-- start of PROVIDED RECORDS --

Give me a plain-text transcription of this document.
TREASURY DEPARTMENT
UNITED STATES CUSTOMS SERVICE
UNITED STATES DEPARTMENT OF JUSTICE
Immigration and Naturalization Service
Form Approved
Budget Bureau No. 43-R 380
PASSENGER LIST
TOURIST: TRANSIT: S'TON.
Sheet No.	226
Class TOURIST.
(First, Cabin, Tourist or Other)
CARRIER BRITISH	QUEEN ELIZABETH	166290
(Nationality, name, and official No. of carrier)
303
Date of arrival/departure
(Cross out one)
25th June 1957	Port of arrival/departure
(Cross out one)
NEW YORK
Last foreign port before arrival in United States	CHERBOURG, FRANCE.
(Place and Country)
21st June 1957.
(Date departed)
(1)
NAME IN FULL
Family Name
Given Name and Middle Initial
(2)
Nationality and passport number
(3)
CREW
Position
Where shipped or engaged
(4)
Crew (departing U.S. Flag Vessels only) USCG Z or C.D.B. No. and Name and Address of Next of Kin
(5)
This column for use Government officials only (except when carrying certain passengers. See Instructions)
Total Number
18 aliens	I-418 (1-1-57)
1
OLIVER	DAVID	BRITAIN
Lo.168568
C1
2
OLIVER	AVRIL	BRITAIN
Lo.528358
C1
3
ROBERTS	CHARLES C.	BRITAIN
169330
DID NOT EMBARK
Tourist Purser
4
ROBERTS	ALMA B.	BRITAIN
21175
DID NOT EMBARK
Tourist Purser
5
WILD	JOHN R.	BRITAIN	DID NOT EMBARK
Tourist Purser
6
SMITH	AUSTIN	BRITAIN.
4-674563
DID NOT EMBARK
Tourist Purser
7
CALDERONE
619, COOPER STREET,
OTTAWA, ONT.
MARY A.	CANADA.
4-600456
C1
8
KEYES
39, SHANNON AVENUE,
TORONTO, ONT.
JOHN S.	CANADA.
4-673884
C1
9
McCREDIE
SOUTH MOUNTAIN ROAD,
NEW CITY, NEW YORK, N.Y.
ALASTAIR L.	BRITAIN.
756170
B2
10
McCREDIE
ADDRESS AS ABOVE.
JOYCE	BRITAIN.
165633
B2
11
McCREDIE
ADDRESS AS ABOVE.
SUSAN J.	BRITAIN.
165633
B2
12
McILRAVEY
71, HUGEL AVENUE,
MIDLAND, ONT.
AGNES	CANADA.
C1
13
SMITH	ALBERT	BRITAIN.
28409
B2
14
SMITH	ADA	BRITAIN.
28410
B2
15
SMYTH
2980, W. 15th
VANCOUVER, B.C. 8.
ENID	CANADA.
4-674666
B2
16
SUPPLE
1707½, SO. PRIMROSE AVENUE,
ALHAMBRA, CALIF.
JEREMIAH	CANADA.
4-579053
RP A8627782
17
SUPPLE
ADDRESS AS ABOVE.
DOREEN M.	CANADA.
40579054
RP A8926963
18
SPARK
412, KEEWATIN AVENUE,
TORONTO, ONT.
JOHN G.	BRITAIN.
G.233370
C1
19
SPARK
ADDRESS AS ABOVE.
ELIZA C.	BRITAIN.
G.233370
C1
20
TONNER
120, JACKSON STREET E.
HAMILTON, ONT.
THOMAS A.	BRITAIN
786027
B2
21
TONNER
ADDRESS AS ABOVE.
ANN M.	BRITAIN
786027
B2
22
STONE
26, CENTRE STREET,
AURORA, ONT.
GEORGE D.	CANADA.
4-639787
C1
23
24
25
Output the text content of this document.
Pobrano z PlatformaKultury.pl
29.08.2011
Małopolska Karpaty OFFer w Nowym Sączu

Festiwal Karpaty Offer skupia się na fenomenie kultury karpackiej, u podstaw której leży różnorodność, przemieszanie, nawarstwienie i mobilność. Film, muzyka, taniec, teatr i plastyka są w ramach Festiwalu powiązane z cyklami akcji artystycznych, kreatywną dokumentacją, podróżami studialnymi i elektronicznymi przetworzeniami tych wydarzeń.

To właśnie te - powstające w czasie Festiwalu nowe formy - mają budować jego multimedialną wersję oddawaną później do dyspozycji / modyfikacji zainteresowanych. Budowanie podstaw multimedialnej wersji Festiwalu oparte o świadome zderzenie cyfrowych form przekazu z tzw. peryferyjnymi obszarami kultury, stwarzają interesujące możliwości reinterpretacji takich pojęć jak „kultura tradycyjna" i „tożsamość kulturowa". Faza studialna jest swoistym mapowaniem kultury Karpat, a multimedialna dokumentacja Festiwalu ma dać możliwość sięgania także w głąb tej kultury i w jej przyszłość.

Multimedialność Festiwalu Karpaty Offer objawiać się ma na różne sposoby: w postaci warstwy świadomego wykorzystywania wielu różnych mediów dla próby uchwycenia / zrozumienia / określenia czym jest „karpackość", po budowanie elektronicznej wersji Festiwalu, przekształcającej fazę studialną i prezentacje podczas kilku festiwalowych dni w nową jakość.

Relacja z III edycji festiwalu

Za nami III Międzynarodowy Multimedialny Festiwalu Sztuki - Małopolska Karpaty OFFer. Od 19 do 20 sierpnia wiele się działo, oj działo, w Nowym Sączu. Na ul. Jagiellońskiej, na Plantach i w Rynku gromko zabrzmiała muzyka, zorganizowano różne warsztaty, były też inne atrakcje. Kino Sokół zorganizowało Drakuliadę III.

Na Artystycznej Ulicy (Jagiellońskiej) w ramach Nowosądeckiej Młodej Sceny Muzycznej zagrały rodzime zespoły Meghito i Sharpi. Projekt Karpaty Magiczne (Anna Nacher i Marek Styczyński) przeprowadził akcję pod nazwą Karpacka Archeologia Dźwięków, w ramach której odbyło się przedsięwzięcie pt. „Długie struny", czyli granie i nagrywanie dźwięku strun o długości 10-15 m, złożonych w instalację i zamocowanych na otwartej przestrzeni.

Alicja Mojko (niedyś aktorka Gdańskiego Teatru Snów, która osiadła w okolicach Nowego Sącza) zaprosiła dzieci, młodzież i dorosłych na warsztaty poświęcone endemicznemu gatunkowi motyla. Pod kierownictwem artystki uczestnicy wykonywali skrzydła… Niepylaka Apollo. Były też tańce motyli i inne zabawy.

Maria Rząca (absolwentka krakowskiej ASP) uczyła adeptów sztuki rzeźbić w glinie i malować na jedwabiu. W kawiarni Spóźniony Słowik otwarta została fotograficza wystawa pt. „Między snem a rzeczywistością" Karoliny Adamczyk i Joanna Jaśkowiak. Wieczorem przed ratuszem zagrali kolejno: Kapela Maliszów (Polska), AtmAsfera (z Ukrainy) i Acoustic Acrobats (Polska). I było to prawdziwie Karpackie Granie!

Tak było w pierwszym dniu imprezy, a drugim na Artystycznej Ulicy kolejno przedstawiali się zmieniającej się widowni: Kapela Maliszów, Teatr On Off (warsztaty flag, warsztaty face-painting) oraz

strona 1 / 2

-- end of PROVIDED RECORDS --

### PROBLEM STATEMENT
Count the lines of the listing above that include the word "Małopolska" and state the total with nothing else.

### WORKED ANSWER
2